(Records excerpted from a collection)
▬▬▬
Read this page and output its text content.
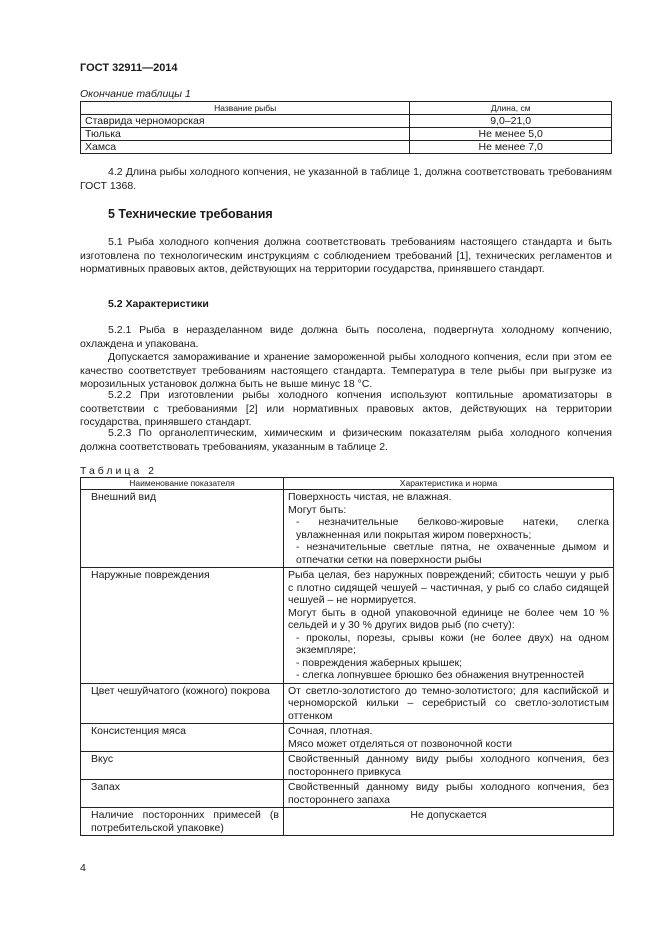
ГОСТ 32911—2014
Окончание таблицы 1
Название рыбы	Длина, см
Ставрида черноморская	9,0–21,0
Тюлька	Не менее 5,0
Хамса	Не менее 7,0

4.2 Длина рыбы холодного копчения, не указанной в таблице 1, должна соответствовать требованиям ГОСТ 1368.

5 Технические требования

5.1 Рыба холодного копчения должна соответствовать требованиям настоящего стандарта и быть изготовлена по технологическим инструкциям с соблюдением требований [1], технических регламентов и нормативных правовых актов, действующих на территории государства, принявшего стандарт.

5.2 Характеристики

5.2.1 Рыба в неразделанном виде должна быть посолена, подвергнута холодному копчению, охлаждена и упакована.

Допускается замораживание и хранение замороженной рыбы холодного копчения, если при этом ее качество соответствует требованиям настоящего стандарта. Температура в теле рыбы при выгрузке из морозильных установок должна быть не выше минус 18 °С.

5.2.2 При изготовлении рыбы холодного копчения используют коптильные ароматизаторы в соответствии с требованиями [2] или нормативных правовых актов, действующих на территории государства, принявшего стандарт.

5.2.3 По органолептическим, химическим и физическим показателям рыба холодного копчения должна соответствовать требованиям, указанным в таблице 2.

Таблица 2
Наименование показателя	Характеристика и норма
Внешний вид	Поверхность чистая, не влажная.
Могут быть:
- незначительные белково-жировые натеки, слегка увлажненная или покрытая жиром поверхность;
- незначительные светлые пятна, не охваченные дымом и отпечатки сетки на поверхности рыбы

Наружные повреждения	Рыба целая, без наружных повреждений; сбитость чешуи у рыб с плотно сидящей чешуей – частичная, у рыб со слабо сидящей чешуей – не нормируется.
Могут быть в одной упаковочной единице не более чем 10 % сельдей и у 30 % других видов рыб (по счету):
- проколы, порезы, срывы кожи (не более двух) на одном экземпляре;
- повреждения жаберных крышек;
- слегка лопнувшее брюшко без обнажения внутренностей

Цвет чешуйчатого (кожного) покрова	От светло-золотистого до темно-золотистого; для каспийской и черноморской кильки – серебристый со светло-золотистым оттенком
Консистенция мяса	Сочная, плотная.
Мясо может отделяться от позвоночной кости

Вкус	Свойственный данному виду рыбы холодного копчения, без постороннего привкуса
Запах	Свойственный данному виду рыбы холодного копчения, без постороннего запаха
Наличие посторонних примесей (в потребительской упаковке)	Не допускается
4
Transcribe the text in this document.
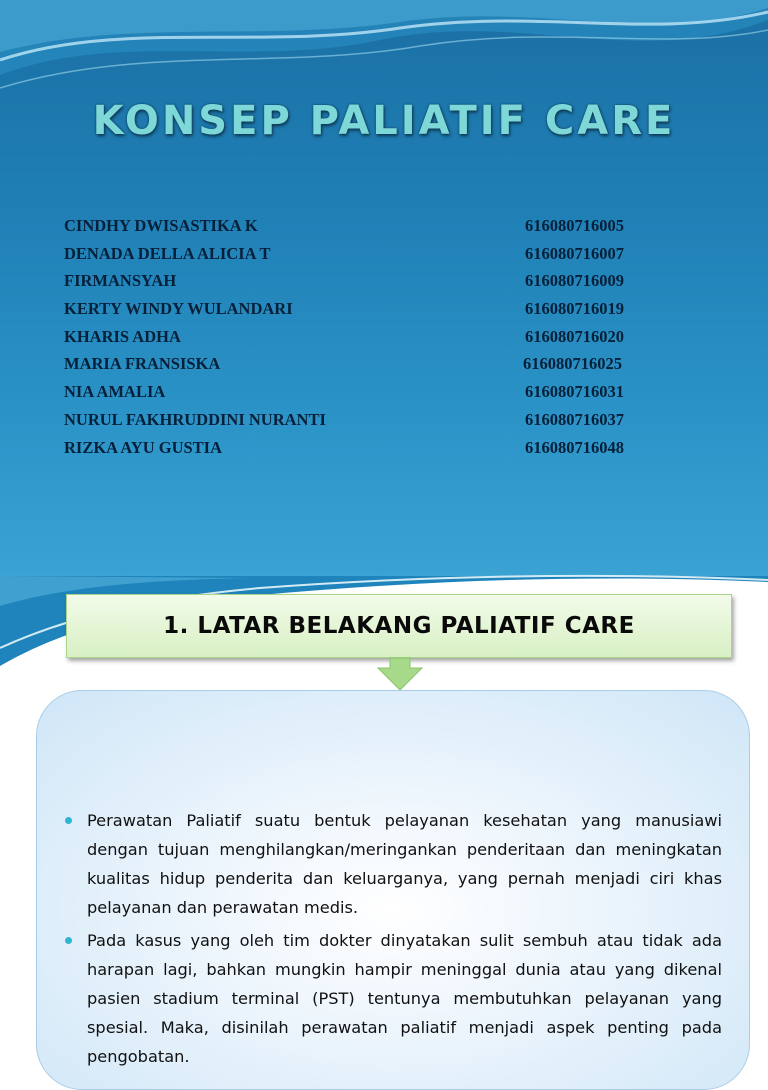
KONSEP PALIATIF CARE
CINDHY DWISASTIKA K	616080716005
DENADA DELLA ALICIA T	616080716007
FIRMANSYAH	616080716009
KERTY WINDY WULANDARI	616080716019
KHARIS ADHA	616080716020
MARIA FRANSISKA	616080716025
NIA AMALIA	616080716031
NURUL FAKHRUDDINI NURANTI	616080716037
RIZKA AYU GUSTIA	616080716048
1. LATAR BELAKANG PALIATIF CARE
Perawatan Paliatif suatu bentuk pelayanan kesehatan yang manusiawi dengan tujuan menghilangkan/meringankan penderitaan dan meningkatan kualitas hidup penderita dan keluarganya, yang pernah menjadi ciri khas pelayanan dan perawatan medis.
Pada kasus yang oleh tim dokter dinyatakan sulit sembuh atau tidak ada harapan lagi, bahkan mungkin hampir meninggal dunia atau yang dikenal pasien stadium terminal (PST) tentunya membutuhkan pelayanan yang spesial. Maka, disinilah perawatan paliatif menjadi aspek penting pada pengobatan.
▬▬▬
# SHORT TASK:
Restate the records word for word, omitting images.

# COMPLETE RESPONSE:
Read this page and output its text content.
ГОСТ 32911—2014
Окончание таблицы 1
Название рыбы	Длина, см
Ставрида черноморская	9,0–21,0
Тюлька	Не менее 5,0
Хамса	Не менее 7,0

4.2 Длина рыбы холодного копчения, не указанной в таблице 1, должна соответствовать требованиям ГОСТ 1368.

5 Технические требования

5.1 Рыба холодного копчения должна соответствовать требованиям настоящего стандарта и быть изготовлена по технологическим инструкциям с соблюдением требований [1], технических регламентов и нормативных правовых актов, действующих на территории государства, принявшего стандарт.

5.2 Характеристики

5.2.1 Рыба в неразделанном виде должна быть посолена, подвергнута холодному копчению, охлаждена и упакована.

Допускается замораживание и хранение замороженной рыбы холодного копчения, если при этом ее качество соответствует требованиям настоящего стандарта. Температура в теле рыбы при выгрузке из морозильных установок должна быть не выше минус 18 °С.

5.2.2 При изготовлении рыбы холодного копчения используют коптильные ароматизаторы в соответствии с требованиями [2] или нормативных правовых актов, действующих на территории государства, принявшего стандарт.

5.2.3 По органолептическим, химическим и физическим показателям рыба холодного копчения должна соответствовать требованиям, указанным в таблице 2.

Таблица 2
Наименование показателя	Характеристика и норма
Внешний вид	Поверхность чистая, не влажная.
Могут быть:
- незначительные белково-жировые натеки, слегка увлажненная или покрытая жиром поверхность;
- незначительные светлые пятна, не охваченные дымом и отпечатки сетки на поверхности рыбы

Наружные повреждения	Рыба целая, без наружных повреждений; сбитость чешуи у рыб с плотно сидящей чешуей – частичная, у рыб со слабо сидящей чешуей – не нормируется.
Могут быть в одной упаковочной единице не более чем 10 % сельдей и у 30 % других видов рыб (по счету):
- проколы, порезы, срывы кожи (не более двух) на одном экземпляре;
- повреждения жаберных крышек;
- слегка лопнувшее брюшко без обнажения внутренностей

Цвет чешуйчатого (кожного) покрова	От светло-золотистого до темно-золотистого; для каспийской и черноморской кильки – серебристый со светло-золотистым оттенком
Консистенция мяса	Сочная, плотная.
Мясо может отделяться от позвоночной кости

Вкус	Свойственный данному виду рыбы холодного копчения, без постороннего привкуса
Запах	Свойственный данному виду рыбы холодного копчения, без постороннего запаха
Наличие посторонних примесей (в потребительской упаковке)	Не допускается
4
Transcribe the text in this document.
KONSEP PALIATIF CARE
CINDHY DWISASTIKA K	616080716005
DENADA DELLA ALICIA T	616080716007
FIRMANSYAH	616080716009
KERTY WINDY WULANDARI	616080716019
KHARIS ADHA	616080716020
MARIA FRANSISKA	616080716025
NIA AMALIA	616080716031
NURUL FAKHRUDDINI NURANTI	616080716037
RIZKA AYU GUSTIA	616080716048
1. LATAR BELAKANG PALIATIF CARE
Perawatan Paliatif suatu bentuk pelayanan kesehatan yang manusiawi dengan tujuan menghilangkan/meringankan penderitaan dan meningkatan kualitas hidup penderita dan keluarganya, yang pernah menjadi ciri khas pelayanan dan perawatan medis.
Pada kasus yang oleh tim dokter dinyatakan sulit sembuh atau tidak ada harapan lagi, bahkan mungkin hampir meninggal dunia atau yang dikenal pasien stadium terminal (PST) tentunya membutuhkan pelayanan yang spesial. Maka, disinilah perawatan paliatif menjadi aspek penting pada pengobatan.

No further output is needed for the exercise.